### Stated exercise
Repeat each record below exactly as given.

### Data to process

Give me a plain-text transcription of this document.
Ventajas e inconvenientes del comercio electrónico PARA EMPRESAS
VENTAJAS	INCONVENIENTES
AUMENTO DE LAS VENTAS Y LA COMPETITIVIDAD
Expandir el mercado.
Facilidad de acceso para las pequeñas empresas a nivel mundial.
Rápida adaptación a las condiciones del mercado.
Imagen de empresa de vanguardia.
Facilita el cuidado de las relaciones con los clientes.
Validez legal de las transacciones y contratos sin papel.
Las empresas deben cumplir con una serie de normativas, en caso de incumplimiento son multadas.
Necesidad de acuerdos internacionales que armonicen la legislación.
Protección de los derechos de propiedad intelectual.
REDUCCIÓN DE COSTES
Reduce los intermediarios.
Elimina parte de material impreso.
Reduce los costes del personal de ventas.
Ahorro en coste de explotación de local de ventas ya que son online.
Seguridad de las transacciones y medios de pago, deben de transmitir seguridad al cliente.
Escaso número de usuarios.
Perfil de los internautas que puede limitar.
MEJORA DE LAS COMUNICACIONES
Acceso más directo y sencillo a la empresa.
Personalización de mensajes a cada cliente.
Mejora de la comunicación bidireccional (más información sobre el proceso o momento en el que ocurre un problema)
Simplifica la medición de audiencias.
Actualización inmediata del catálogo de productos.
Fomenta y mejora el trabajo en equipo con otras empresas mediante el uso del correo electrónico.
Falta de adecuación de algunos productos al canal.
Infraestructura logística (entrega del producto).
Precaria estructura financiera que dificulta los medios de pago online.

### Final result
Give me a plain-text transcription of this document.
Ventajas e inconvenientes del comercio electrónico PARA EMPRESAS
VENTAJAS	INCONVENIENTES
AUMENTO DE LAS VENTAS Y LA COMPETITIVIDAD
Expandir el mercado.
Facilidad de acceso para las pequeñas empresas a nivel mundial.
Rápida adaptación a las condiciones del mercado.
Imagen de empresa de vanguardia.
Facilita el cuidado de las relaciones con los clientes.
Validez legal de las transacciones y contratos sin papel.
Las empresas deben cumplir con una serie de normativas, en caso de incumplimiento son multadas.
Necesidad de acuerdos internacionales que armonicen la legislación.
Protección de los derechos de propiedad intelectual.
REDUCCIÓN DE COSTES
Reduce los intermediarios.
Elimina parte de material impreso.
Reduce los costes del personal de ventas.
Ahorro en coste de explotación de local de ventas ya que son online.
Seguridad de las transacciones y medios de pago, deben de transmitir seguridad al cliente.
Escaso número de usuarios.
Perfil de los internautas que puede limitar.
MEJORA DE LAS COMUNICACIONES
Acceso más directo y sencillo a la empresa.
Personalización de mensajes a cada cliente.
Mejora de la comunicación bidireccional (más información sobre el proceso o momento en el que ocurre un problema)
Simplifica la medición de audiencias.
Actualización inmediata del catálogo de productos.
Fomenta y mejora el trabajo en equipo con otras empresas mediante el uso del correo electrónico.
Falta de adecuación de algunos productos al canal.
Infraestructura logística (entrega del producto).
Precaria estructura financiera que dificulta los medios de pago online.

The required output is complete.